# WORK INSTRUCTIONS
Copy the records below exactly, omitting any pictures they contain.

##### DATASET ENTRIES #####

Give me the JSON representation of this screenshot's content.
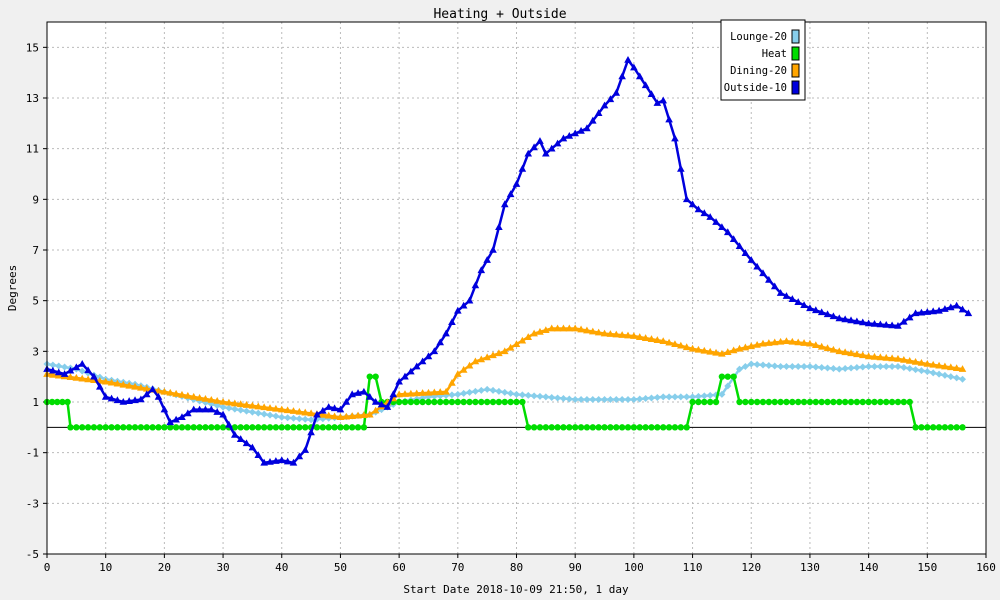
{
  "chart_data": {
    "type": "line",
    "title": "Heating + Outside",
    "xlabel": "Start Date 2018-10-09 21:50, 1 day",
    "ylabel": "Degrees",
    "xlim": [
      0,
      160
    ],
    "ylim": [
      -5,
      16
    ],
    "xticks": [
      0,
      10,
      20,
      30,
      40,
      50,
      60,
      70,
      80,
      90,
      100,
      110,
      120,
      130,
      140,
      150,
      160
    ],
    "yticks": [
      -5,
      -3,
      -1,
      1,
      3,
      5,
      7,
      9,
      11,
      13,
      15
    ],
    "grid": true,
    "legend_position": "top-right",
    "series": [
      {
        "name": "Lounge-20",
        "color": "#87ceeb",
        "marker": "diamond",
        "points": [
          [
            0,
            2.5
          ],
          [
            5,
            2.3
          ],
          [
            10,
            1.9
          ],
          [
            15,
            1.7
          ],
          [
            20,
            1.4
          ],
          [
            25,
            1.1
          ],
          [
            30,
            0.8
          ],
          [
            35,
            0.6
          ],
          [
            40,
            0.4
          ],
          [
            45,
            0.3
          ],
          [
            50,
            0.4
          ],
          [
            55,
            0.5
          ],
          [
            60,
            1.0
          ],
          [
            65,
            1.2
          ],
          [
            70,
            1.3
          ],
          [
            75,
            1.5
          ],
          [
            80,
            1.3
          ],
          [
            85,
            1.2
          ],
          [
            90,
            1.1
          ],
          [
            95,
            1.1
          ],
          [
            100,
            1.1
          ],
          [
            105,
            1.2
          ],
          [
            110,
            1.2
          ],
          [
            115,
            1.3
          ],
          [
            118,
            2.3
          ],
          [
            120,
            2.5
          ],
          [
            125,
            2.4
          ],
          [
            130,
            2.4
          ],
          [
            135,
            2.3
          ],
          [
            140,
            2.4
          ],
          [
            145,
            2.4
          ],
          [
            150,
            2.2
          ],
          [
            156,
            1.9
          ]
        ]
      },
      {
        "name": "Heat",
        "color": "#00dd00",
        "marker": "circle",
        "points": [
          [
            0,
            1
          ],
          [
            3.5,
            1
          ],
          [
            4,
            0
          ],
          [
            54,
            0
          ],
          [
            55,
            2
          ],
          [
            56,
            2
          ],
          [
            57,
            1
          ],
          [
            81,
            1
          ],
          [
            82,
            0
          ],
          [
            109,
            0
          ],
          [
            110,
            1
          ],
          [
            114,
            1
          ],
          [
            115,
            2
          ],
          [
            117,
            2
          ],
          [
            118,
            1
          ],
          [
            147,
            1
          ],
          [
            148,
            0
          ],
          [
            156,
            0
          ]
        ]
      },
      {
        "name": "Dining-20",
        "color": "#ffa500",
        "marker": "triangle",
        "points": [
          [
            0,
            2.1
          ],
          [
            10,
            1.8
          ],
          [
            20,
            1.4
          ],
          [
            30,
            1.0
          ],
          [
            40,
            0.7
          ],
          [
            50,
            0.4
          ],
          [
            55,
            0.5
          ],
          [
            60,
            1.3
          ],
          [
            68,
            1.4
          ],
          [
            70,
            2.1
          ],
          [
            73,
            2.6
          ],
          [
            78,
            3.0
          ],
          [
            83,
            3.7
          ],
          [
            86,
            3.9
          ],
          [
            90,
            3.9
          ],
          [
            95,
            3.7
          ],
          [
            100,
            3.6
          ],
          [
            105,
            3.4
          ],
          [
            110,
            3.1
          ],
          [
            115,
            2.9
          ],
          [
            118,
            3.1
          ],
          [
            122,
            3.3
          ],
          [
            126,
            3.4
          ],
          [
            130,
            3.3
          ],
          [
            135,
            3.0
          ],
          [
            140,
            2.8
          ],
          [
            145,
            2.7
          ],
          [
            150,
            2.5
          ],
          [
            156,
            2.3
          ]
        ]
      },
      {
        "name": "Outside-10",
        "color": "#0000dd",
        "marker": "triangle",
        "points": [
          [
            0,
            2.3
          ],
          [
            3,
            2.1
          ],
          [
            6,
            2.5
          ],
          [
            8,
            2.0
          ],
          [
            10,
            1.2
          ],
          [
            13,
            1.0
          ],
          [
            16,
            1.1
          ],
          [
            18,
            1.5
          ],
          [
            19,
            1.2
          ],
          [
            21,
            0.2
          ],
          [
            23,
            0.4
          ],
          [
            25,
            0.7
          ],
          [
            28,
            0.7
          ],
          [
            30,
            0.5
          ],
          [
            32,
            -0.3
          ],
          [
            35,
            -0.8
          ],
          [
            37,
            -1.4
          ],
          [
            40,
            -1.3
          ],
          [
            42,
            -1.4
          ],
          [
            44,
            -0.9
          ],
          [
            46,
            0.5
          ],
          [
            48,
            0.8
          ],
          [
            50,
            0.7
          ],
          [
            52,
            1.3
          ],
          [
            54,
            1.4
          ],
          [
            56,
            1.0
          ],
          [
            58,
            0.8
          ],
          [
            60,
            1.8
          ],
          [
            63,
            2.4
          ],
          [
            66,
            3.0
          ],
          [
            68,
            3.7
          ],
          [
            70,
            4.6
          ],
          [
            72,
            5.0
          ],
          [
            74,
            6.2
          ],
          [
            76,
            7.0
          ],
          [
            78,
            8.8
          ],
          [
            80,
            9.6
          ],
          [
            82,
            10.8
          ],
          [
            84,
            11.3
          ],
          [
            85,
            10.8
          ],
          [
            88,
            11.4
          ],
          [
            90,
            11.6
          ],
          [
            92,
            11.8
          ],
          [
            95,
            12.7
          ],
          [
            97,
            13.2
          ],
          [
            99,
            14.5
          ],
          [
            100,
            14.2
          ],
          [
            102,
            13.5
          ],
          [
            104,
            12.8
          ],
          [
            105,
            12.9
          ],
          [
            107,
            11.4
          ],
          [
            109,
            9.0
          ],
          [
            111,
            8.6
          ],
          [
            113,
            8.3
          ],
          [
            116,
            7.7
          ],
          [
            120,
            6.6
          ],
          [
            125,
            5.3
          ],
          [
            130,
            4.7
          ],
          [
            135,
            4.3
          ],
          [
            140,
            4.1
          ],
          [
            145,
            4.0
          ],
          [
            148,
            4.5
          ],
          [
            152,
            4.6
          ],
          [
            155,
            4.8
          ],
          [
            157,
            4.5
          ]
        ]
      }
    ]
  }
}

#####

# ANSWER TO THE PROBLEM
Give me the JSON representation of this screenshot's content.
{
  "chart_data": {
    "type": "line",
    "title": "Heating + Outside",
    "xlabel": "Start Date 2018-10-09 21:50, 1 day",
    "ylabel": "Degrees",
    "xlim": [
      0,
      160
    ],
    "ylim": [
      -5,
      16
    ],
    "xticks": [
      0,
      10,
      20,
      30,
      40,
      50,
      60,
      70,
      80,
      90,
      100,
      110,
      120,
      130,
      140,
      150,
      160
    ],
    "yticks": [
      -5,
      -3,
      -1,
      1,
      3,
      5,
      7,
      9,
      11,
      13,
      15
    ],
    "grid": true,
    "legend_position": "top-right",
    "series": [
      {
        "name": "Lounge-20",
        "color": "#87ceeb",
        "marker": "diamond",
        "points": [
          [
            0,
            2.5
          ],
          [
            5,
            2.3
          ],
          [
            10,
            1.9
          ],
          [
            15,
            1.7
          ],
          [
            20,
            1.4
          ],
          [
            25,
            1.1
          ],
          [
            30,
            0.8
          ],
          [
            35,
            0.6
          ],
          [
            40,
            0.4
          ],
          [
            45,
            0.3
          ],
          [
            50,
            0.4
          ],
          [
            55,
            0.5
          ],
          [
            60,
            1.0
          ],
          [
            65,
            1.2
          ],
          [
            70,
            1.3
          ],
          [
            75,
            1.5
          ],
          [
            80,
            1.3
          ],
          [
            85,
            1.2
          ],
          [
            90,
            1.1
          ],
          [
            95,
            1.1
          ],
          [
            100,
            1.1
          ],
          [
            105,
            1.2
          ],
          [
            110,
            1.2
          ],
          [
            115,
            1.3
          ],
          [
            118,
            2.3
          ],
          [
            120,
            2.5
          ],
          [
            125,
            2.4
          ],
          [
            130,
            2.4
          ],
          [
            135,
            2.3
          ],
          [
            140,
            2.4
          ],
          [
            145,
            2.4
          ],
          [
            150,
            2.2
          ],
          [
            156,
            1.9
          ]
        ]
      },
      {
        "name": "Heat",
        "color": "#00dd00",
        "marker": "circle",
        "points": [
          [
            0,
            1
          ],
          [
            3.5,
            1
          ],
          [
            4,
            0
          ],
          [
            54,
            0
          ],
          [
            55,
            2
          ],
          [
            56,
            2
          ],
          [
            57,
            1
          ],
          [
            81,
            1
          ],
          [
            82,
            0
          ],
          [
            109,
            0
          ],
          [
            110,
            1
          ],
          [
            114,
            1
          ],
          [
            115,
            2
          ],
          [
            117,
            2
          ],
          [
            118,
            1
          ],
          [
            147,
            1
          ],
          [
            148,
            0
          ],
          [
            156,
            0
          ]
        ]
      },
      {
        "name": "Dining-20",
        "color": "#ffa500",
        "marker": "triangle",
        "points": [
          [
            0,
            2.1
          ],
          [
            10,
            1.8
          ],
          [
            20,
            1.4
          ],
          [
            30,
            1.0
          ],
          [
            40,
            0.7
          ],
          [
            50,
            0.4
          ],
          [
            55,
            0.5
          ],
          [
            60,
            1.3
          ],
          [
            68,
            1.4
          ],
          [
            70,
            2.1
          ],
          [
            73,
            2.6
          ],
          [
            78,
            3.0
          ],
          [
            83,
            3.7
          ],
          [
            86,
            3.9
          ],
          [
            90,
            3.9
          ],
          [
            95,
            3.7
          ],
          [
            100,
            3.6
          ],
          [
            105,
            3.4
          ],
          [
            110,
            3.1
          ],
          [
            115,
            2.9
          ],
          [
            118,
            3.1
          ],
          [
            122,
            3.3
          ],
          [
            126,
            3.4
          ],
          [
            130,
            3.3
          ],
          [
            135,
            3.0
          ],
          [
            140,
            2.8
          ],
          [
            145,
            2.7
          ],
          [
            150,
            2.5
          ],
          [
            156,
            2.3
          ]
        ]
      },
      {
        "name": "Outside-10",
        "color": "#0000dd",
        "marker": "triangle",
        "points": [
          [
            0,
            2.3
          ],
          [
            3,
            2.1
          ],
          [
            6,
            2.5
          ],
          [
            8,
            2.0
          ],
          [
            10,
            1.2
          ],
          [
            13,
            1.0
          ],
          [
            16,
            1.1
          ],
          [
            18,
            1.5
          ],
          [
            19,
            1.2
          ],
          [
            21,
            0.2
          ],
          [
            23,
            0.4
          ],
          [
            25,
            0.7
          ],
          [
            28,
            0.7
          ],
          [
            30,
            0.5
          ],
          [
            32,
            -0.3
          ],
          [
            35,
            -0.8
          ],
          [
            37,
            -1.4
          ],
          [
            40,
            -1.3
          ],
          [
            42,
            -1.4
          ],
          [
            44,
            -0.9
          ],
          [
            46,
            0.5
          ],
          [
            48,
            0.8
          ],
          [
            50,
            0.7
          ],
          [
            52,
            1.3
          ],
          [
            54,
            1.4
          ],
          [
            56,
            1.0
          ],
          [
            58,
            0.8
          ],
          [
            60,
            1.8
          ],
          [
            63,
            2.4
          ],
          [
            66,
            3.0
          ],
          [
            68,
            3.7
          ],
          [
            70,
            4.6
          ],
          [
            72,
            5.0
          ],
          [
            74,
            6.2
          ],
          [
            76,
            7.0
          ],
          [
            78,
            8.8
          ],
          [
            80,
            9.6
          ],
          [
            82,
            10.8
          ],
          [
            84,
            11.3
          ],
          [
            85,
            10.8
          ],
          [
            88,
            11.4
          ],
          [
            90,
            11.6
          ],
          [
            92,
            11.8
          ],
          [
            95,
            12.7
          ],
          [
            97,
            13.2
          ],
          [
            99,
            14.5
          ],
          [
            100,
            14.2
          ],
          [
            102,
            13.5
          ],
          [
            104,
            12.8
          ],
          [
            105,
            12.9
          ],
          [
            107,
            11.4
          ],
          [
            109,
            9.0
          ],
          [
            111,
            8.6
          ],
          [
            113,
            8.3
          ],
          [
            116,
            7.7
          ],
          [
            120,
            6.6
          ],
          [
            125,
            5.3
          ],
          [
            130,
            4.7
          ],
          [
            135,
            4.3
          ],
          [
            140,
            4.1
          ],
          [
            145,
            4.0
          ],
          [
            148,
            4.5
          ],
          [
            152,
            4.6
          ],
          [
            155,
            4.8
          ],
          [
            157,
            4.5
          ]
        ]
      }
    ]
  }
}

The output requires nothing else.